(TASK TO CARRY OUT) The material below should be written out in full and exactly; pictures stay out of the copy.

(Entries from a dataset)
• • • •

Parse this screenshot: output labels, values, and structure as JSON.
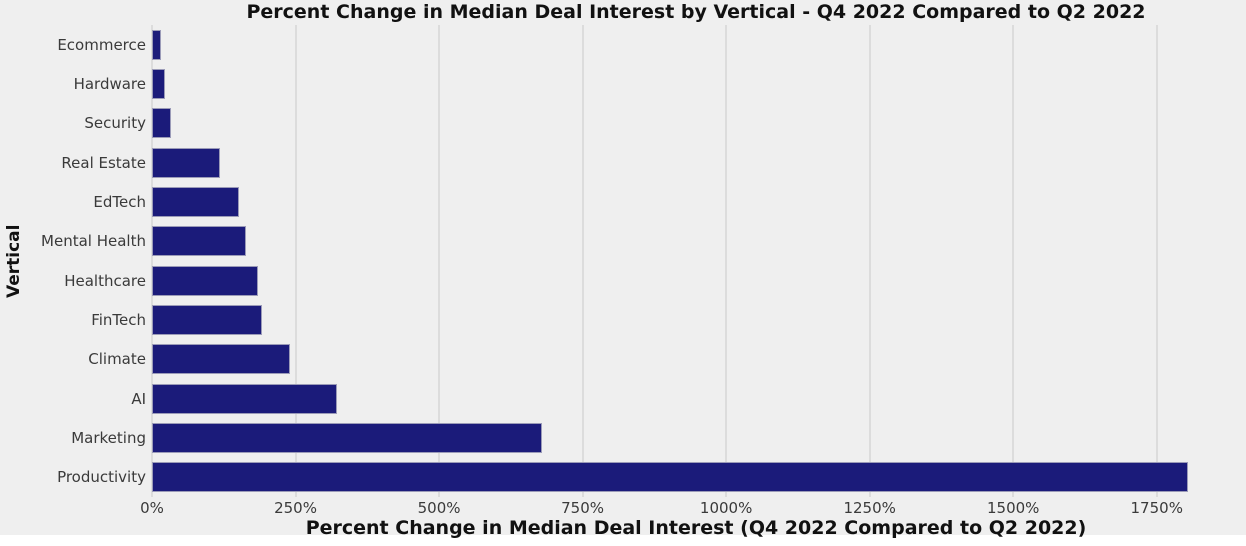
{
  "figure": {
    "title": "Percent Change in Median Deal Interest by Vertical - Q4 2022 Compared to Q2 2022",
    "xlabel": "Percent Change in Median Deal Interest (Q4 2022 Compared to Q2 2022)",
    "ylabel": "Vertical"
  },
  "chart_data": {
    "type": "bar",
    "orientation": "horizontal",
    "title": "Percent Change in Median Deal Interest by Vertical - Q4 2022 Compared to Q2 2022",
    "xlabel": "Percent Change in Median Deal Interest (Q4 2022 Compared to Q2 2022)",
    "ylabel": "Vertical",
    "categories": [
      "Ecommerce",
      "Hardware",
      "Security",
      "Real Estate",
      "EdTech",
      "Mental Health",
      "Healthcare",
      "FinTech",
      "Climate",
      "AI",
      "Marketing",
      "Productivity"
    ],
    "values": [
      15,
      22,
      33,
      118,
      152,
      163,
      185,
      192,
      240,
      323,
      680,
      1805
    ],
    "value_unit": "%",
    "xticks": [
      0,
      250,
      500,
      750,
      1000,
      1250,
      1500,
      1750
    ],
    "xtick_labels": [
      "0%",
      "250%",
      "500%",
      "750%",
      "1000%",
      "1250%",
      "1500%",
      "1750%"
    ],
    "xlim": [
      0,
      1895
    ],
    "grid": true,
    "legend": "none",
    "bar_color": "#1b1b7a",
    "background_color": "#efefef",
    "gridline_color": "#dcdcdc"
  }
}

• • • •

(SOLUTION TO THIS PROBLEM)
Parse this screenshot: output labels, values, and structure as JSON.
{
  "figure": {
    "title": "Percent Change in Median Deal Interest by Vertical - Q4 2022 Compared to Q2 2022",
    "xlabel": "Percent Change in Median Deal Interest (Q4 2022 Compared to Q2 2022)",
    "ylabel": "Vertical"
  },
  "chart_data": {
    "type": "bar",
    "orientation": "horizontal",
    "title": "Percent Change in Median Deal Interest by Vertical - Q4 2022 Compared to Q2 2022",
    "xlabel": "Percent Change in Median Deal Interest (Q4 2022 Compared to Q2 2022)",
    "ylabel": "Vertical",
    "categories": [
      "Ecommerce",
      "Hardware",
      "Security",
      "Real Estate",
      "EdTech",
      "Mental Health",
      "Healthcare",
      "FinTech",
      "Climate",
      "AI",
      "Marketing",
      "Productivity"
    ],
    "values": [
      15,
      22,
      33,
      118,
      152,
      163,
      185,
      192,
      240,
      323,
      680,
      1805
    ],
    "value_unit": "%",
    "xticks": [
      0,
      250,
      500,
      750,
      1000,
      1250,
      1500,
      1750
    ],
    "xtick_labels": [
      "0%",
      "250%",
      "500%",
      "750%",
      "1000%",
      "1250%",
      "1500%",
      "1750%"
    ],
    "xlim": [
      0,
      1895
    ],
    "grid": true,
    "legend": "none",
    "bar_color": "#1b1b7a",
    "background_color": "#efefef",
    "gridline_color": "#dcdcdc"
  }
}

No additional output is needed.